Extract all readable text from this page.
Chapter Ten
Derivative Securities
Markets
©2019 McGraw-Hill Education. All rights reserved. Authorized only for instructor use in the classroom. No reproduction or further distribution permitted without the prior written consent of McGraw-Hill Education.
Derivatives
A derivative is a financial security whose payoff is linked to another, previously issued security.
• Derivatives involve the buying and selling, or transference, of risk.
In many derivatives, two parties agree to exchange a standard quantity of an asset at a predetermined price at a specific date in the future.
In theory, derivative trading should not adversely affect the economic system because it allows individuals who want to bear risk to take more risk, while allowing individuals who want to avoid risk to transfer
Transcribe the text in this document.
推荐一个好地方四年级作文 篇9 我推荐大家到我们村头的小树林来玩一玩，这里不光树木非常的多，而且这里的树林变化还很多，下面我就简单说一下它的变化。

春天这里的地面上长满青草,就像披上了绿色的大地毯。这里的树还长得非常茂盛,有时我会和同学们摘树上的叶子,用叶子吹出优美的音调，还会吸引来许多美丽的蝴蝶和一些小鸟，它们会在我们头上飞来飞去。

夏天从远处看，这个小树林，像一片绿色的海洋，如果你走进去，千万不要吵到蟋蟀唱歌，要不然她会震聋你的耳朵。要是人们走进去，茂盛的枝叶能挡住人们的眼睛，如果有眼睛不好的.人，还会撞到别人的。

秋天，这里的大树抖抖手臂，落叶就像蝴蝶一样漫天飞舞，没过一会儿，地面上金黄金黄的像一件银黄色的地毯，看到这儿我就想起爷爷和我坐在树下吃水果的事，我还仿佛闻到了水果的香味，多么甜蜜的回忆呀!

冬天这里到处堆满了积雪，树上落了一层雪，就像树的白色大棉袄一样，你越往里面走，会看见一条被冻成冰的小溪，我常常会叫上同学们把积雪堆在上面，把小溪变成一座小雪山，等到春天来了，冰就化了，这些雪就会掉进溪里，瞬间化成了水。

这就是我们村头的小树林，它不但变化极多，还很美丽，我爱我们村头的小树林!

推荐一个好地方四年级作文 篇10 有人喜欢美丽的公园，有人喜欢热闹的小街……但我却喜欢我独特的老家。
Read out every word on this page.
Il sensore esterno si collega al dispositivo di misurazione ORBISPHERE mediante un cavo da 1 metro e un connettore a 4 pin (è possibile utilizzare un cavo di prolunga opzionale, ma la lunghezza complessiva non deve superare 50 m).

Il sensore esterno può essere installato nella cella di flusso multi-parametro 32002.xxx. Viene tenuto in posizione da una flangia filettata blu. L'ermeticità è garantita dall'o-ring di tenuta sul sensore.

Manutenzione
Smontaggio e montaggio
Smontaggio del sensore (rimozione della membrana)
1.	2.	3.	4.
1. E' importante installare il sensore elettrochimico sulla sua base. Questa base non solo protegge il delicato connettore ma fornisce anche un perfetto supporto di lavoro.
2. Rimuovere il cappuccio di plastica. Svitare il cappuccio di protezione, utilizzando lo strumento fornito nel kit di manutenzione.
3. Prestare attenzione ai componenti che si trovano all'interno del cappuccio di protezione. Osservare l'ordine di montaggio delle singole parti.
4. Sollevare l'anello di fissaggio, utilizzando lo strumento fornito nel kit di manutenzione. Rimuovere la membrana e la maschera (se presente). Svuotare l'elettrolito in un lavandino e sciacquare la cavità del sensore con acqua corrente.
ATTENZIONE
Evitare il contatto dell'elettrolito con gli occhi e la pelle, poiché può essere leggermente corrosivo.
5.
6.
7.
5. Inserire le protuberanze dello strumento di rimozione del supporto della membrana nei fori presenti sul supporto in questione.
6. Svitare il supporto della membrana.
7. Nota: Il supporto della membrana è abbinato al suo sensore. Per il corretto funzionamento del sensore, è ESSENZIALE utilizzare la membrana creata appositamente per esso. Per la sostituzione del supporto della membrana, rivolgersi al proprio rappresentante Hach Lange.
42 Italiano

▬▬▬

* [The request]: Starting with the line that contains "Read out every word on this page.", write out each line through the end of the listing, exactly as it appears, and include nothing else.

* [Answer to the task]:
Read out every word on this page.
Il sensore esterno si collega al dispositivo di misurazione ORBISPHERE mediante un cavo da 1 metro e un connettore a 4 pin (è possibile utilizzare un cavo di prolunga opzionale, ma la lunghezza complessiva non deve superare 50 m).

Il sensore esterno può essere installato nella cella di flusso multi-parametro 32002.xxx. Viene tenuto in posizione da una flangia filettata blu. L'ermeticità è garantita dall'o-ring di tenuta sul sensore.

Manutenzione
Smontaggio e montaggio
Smontaggio del sensore (rimozione della membrana)
1.	2.	3.	4.
1. E' importante installare il sensore elettrochimico sulla sua base. Questa base non solo protegge il delicato connettore ma fornisce anche un perfetto supporto di lavoro.
2. Rimuovere il cappuccio di plastica. Svitare il cappuccio di protezione, utilizzando lo strumento fornito nel kit di manutenzione.
3. Prestare attenzione ai componenti che si trovano all'interno del cappuccio di protezione. Osservare l'ordine di montaggio delle singole parti.
4. Sollevare l'anello di fissaggio, utilizzando lo strumento fornito nel kit di manutenzione. Rimuovere la membrana e la maschera (se presente). Svuotare l'elettrolito in un lavandino e sciacquare la cavità del sensore con acqua corrente.
ATTENZIONE
Evitare il contatto dell'elettrolito con gli occhi e la pelle, poiché può essere leggermente corrosivo.
5.
6.
7.
5. Inserire le protuberanze dello strumento di rimozione del supporto della membrana nei fori presenti sul supporto in questione.
6. Svitare il supporto della membrana.
7. Nota: Il supporto della membrana è abbinato al suo sensore. Per il corretto funzionamento del sensore, è ESSENZIALE utilizzare la membrana creata appositamente per esso. Per la sostituzione del supporto della membrana, rivolgersi al proprio rappresentante Hach Lange.
42 Italiano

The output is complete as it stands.